** TASK REQUIREMENTS **
Exactly reproduce each record listed below.
** Start RECORD SET **
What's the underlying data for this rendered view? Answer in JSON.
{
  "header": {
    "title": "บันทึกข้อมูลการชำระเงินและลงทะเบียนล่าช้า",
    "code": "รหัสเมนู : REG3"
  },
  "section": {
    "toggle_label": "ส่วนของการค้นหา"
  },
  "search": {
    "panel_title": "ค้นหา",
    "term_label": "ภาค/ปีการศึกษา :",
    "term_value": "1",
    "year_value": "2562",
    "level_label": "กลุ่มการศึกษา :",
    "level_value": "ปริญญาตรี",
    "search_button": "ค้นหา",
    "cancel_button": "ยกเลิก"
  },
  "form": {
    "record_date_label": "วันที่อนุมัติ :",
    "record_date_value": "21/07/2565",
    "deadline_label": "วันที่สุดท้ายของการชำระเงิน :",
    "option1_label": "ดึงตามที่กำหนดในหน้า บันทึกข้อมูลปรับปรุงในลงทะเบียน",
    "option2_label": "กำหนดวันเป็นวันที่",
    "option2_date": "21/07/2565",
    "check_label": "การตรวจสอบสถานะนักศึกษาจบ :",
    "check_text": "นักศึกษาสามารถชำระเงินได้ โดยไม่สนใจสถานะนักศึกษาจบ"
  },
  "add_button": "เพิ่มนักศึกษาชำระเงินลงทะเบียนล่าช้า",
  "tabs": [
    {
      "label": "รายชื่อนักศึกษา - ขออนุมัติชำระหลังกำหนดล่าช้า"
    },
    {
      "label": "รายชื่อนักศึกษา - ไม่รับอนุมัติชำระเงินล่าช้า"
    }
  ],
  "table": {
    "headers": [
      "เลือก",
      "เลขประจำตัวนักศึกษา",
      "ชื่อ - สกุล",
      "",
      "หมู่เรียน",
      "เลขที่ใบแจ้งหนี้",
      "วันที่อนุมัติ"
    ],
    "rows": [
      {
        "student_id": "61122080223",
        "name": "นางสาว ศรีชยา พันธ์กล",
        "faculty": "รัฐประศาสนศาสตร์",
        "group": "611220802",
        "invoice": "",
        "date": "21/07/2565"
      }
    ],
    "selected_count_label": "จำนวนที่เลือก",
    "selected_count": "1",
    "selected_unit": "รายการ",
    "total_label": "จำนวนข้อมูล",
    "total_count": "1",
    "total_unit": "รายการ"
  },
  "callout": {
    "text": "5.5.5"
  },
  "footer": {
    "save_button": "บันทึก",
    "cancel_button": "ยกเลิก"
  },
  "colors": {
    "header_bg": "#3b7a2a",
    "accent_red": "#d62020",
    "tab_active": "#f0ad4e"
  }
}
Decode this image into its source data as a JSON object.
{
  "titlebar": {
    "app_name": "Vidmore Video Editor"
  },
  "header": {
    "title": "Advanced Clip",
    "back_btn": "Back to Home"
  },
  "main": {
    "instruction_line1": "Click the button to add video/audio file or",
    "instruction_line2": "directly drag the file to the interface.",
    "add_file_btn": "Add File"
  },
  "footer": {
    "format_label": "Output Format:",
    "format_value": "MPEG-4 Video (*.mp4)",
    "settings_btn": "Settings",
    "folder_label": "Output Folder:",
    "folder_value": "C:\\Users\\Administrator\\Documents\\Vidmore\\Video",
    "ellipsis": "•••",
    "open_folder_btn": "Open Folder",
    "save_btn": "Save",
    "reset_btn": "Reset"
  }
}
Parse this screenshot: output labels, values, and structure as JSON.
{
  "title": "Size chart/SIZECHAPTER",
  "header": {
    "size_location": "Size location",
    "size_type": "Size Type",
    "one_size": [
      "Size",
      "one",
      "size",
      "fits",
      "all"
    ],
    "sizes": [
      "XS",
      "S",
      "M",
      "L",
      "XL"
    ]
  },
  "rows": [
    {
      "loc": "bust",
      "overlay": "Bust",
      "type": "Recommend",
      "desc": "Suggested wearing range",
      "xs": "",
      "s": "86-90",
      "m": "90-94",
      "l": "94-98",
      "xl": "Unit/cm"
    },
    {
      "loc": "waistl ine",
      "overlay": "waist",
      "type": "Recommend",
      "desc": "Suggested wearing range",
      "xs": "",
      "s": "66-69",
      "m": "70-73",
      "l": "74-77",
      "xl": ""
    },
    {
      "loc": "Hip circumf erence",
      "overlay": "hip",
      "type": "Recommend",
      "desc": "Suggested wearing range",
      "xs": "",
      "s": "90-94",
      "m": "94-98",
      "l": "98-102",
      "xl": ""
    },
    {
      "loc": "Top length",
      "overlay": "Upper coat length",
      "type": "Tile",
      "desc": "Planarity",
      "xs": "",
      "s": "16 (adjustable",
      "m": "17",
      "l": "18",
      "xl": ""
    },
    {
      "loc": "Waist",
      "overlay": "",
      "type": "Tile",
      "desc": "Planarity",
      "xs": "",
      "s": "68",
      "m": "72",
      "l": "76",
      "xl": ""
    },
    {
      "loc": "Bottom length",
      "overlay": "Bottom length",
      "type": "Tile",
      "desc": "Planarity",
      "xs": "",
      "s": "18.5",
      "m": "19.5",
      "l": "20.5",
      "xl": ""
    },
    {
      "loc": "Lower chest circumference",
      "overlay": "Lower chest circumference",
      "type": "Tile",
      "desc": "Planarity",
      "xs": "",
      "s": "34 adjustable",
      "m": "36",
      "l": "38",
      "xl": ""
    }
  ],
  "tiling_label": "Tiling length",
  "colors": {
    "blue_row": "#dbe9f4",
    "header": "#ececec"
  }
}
** End RECORD SET **
** COMPLETED EXERCISE **
What's the underlying data for this rendered view? Answer in JSON.
{
  "header": {
    "title": "บันทึกข้อมูลการชำระเงินและลงทะเบียนล่าช้า",
    "code": "รหัสเมนู : REG3"
  },
  "section": {
    "toggle_label": "ส่วนของการค้นหา"
  },
  "search": {
    "panel_title": "ค้นหา",
    "term_label": "ภาค/ปีการศึกษา :",
    "term_value": "1",
    "year_value": "2562",
    "level_label": "กลุ่มการศึกษา :",
    "level_value": "ปริญญาตรี",
    "search_button": "ค้นหา",
    "cancel_button": "ยกเลิก"
  },
  "form": {
    "record_date_label": "วันที่อนุมัติ :",
    "record_date_value": "21/07/2565",
    "deadline_label": "วันที่สุดท้ายของการชำระเงิน :",
    "option1_label": "ดึงตามที่กำหนดในหน้า บันทึกข้อมูลปรับปรุงในลงทะเบียน",
    "option2_label": "กำหนดวันเป็นวันที่",
    "option2_date": "21/07/2565",
    "check_label": "การตรวจสอบสถานะนักศึกษาจบ :",
    "check_text": "นักศึกษาสามารถชำระเงินได้ โดยไม่สนใจสถานะนักศึกษาจบ"
  },
  "add_button": "เพิ่มนักศึกษาชำระเงินลงทะเบียนล่าช้า",
  "tabs": [
    {
      "label": "รายชื่อนักศึกษา - ขออนุมัติชำระหลังกำหนดล่าช้า"
    },
    {
      "label": "รายชื่อนักศึกษา - ไม่รับอนุมัติชำระเงินล่าช้า"
    }
  ],
  "table": {
    "headers": [
      "เลือก",
      "เลขประจำตัวนักศึกษา",
      "ชื่อ - สกุล",
      "",
      "หมู่เรียน",
      "เลขที่ใบแจ้งหนี้",
      "วันที่อนุมัติ"
    ],
    "rows": [
      {
        "student_id": "61122080223",
        "name": "นางสาว ศรีชยา พันธ์กล",
        "faculty": "รัฐประศาสนศาสตร์",
        "group": "611220802",
        "invoice": "",
        "date": "21/07/2565"
      }
    ],
    "selected_count_label": "จำนวนที่เลือก",
    "selected_count": "1",
    "selected_unit": "รายการ",
    "total_label": "จำนวนข้อมูล",
    "total_count": "1",
    "total_unit": "รายการ"
  },
  "callout": {
    "text": "5.5.5"
  },
  "footer": {
    "save_button": "บันทึก",
    "cancel_button": "ยกเลิก"
  },
  "colors": {
    "header_bg": "#3b7a2a",
    "accent_red": "#d62020",
    "tab_active": "#f0ad4e"
  }
}
Decode this image into its source data as a JSON object.
{
  "titlebar": {
    "app_name": "Vidmore Video Editor"
  },
  "header": {
    "title": "Advanced Clip",
    "back_btn": "Back to Home"
  },
  "main": {
    "instruction_line1": "Click the button to add video/audio file or",
    "instruction_line2": "directly drag the file to the interface.",
    "add_file_btn": "Add File"
  },
  "footer": {
    "format_label": "Output Format:",
    "format_value": "MPEG-4 Video (*.mp4)",
    "settings_btn": "Settings",
    "folder_label": "Output Folder:",
    "folder_value": "C:\\Users\\Administrator\\Documents\\Vidmore\\Video",
    "ellipsis": "•••",
    "open_folder_btn": "Open Folder",
    "save_btn": "Save",
    "reset_btn": "Reset"
  }
}
Parse this screenshot: output labels, values, and structure as JSON.
{
  "title": "Size chart/SIZECHAPTER",
  "header": {
    "size_location": "Size location",
    "size_type": "Size Type",
    "one_size": [
      "Size",
      "one",
      "size",
      "fits",
      "all"
    ],
    "sizes": [
      "XS",
      "S",
      "M",
      "L",
      "XL"
    ]
  },
  "rows": [
    {
      "loc": "bust",
      "overlay": "Bust",
      "type": "Recommend",
      "desc": "Suggested wearing range",
      "xs": "",
      "s": "86-90",
      "m": "90-94",
      "l": "94-98",
      "xl": "Unit/cm"
    },
    {
      "loc": "waistl ine",
      "overlay": "waist",
      "type": "Recommend",
      "desc": "Suggested wearing range",
      "xs": "",
      "s": "66-69",
      "m": "70-73",
      "l": "74-77",
      "xl": ""
    },
    {
      "loc": "Hip circumf erence",
      "overlay": "hip",
      "type": "Recommend",
      "desc": "Suggested wearing range",
      "xs": "",
      "s": "90-94",
      "m": "94-98",
      "l": "98-102",
      "xl": ""
    },
    {
      "loc": "Top length",
      "overlay": "Upper coat length",
      "type": "Tile",
      "desc": "Planarity",
      "xs": "",
      "s": "16 (adjustable",
      "m": "17",
      "l": "18",
      "xl": ""
    },
    {
      "loc": "Waist",
      "overlay": "",
      "type": "Tile",
      "desc": "Planarity",
      "xs": "",
      "s": "68",
      "m": "72",
      "l": "76",
      "xl": ""
    },
    {
      "loc": "Bottom length",
      "overlay": "Bottom length",
      "type": "Tile",
      "desc": "Planarity",
      "xs": "",
      "s": "18.5",
      "m": "19.5",
      "l": "20.5",
      "xl": ""
    },
    {
      "loc": "Lower chest circumference",
      "overlay": "Lower chest circumference",
      "type": "Tile",
      "desc": "Planarity",
      "xs": "",
      "s": "34 adjustable",
      "m": "36",
      "l": "38",
      "xl": ""
    }
  ],
  "tiling_label": "Tiling length",
  "colors": {
    "blue_row": "#dbe9f4",
    "header": "#ececec"
  }
}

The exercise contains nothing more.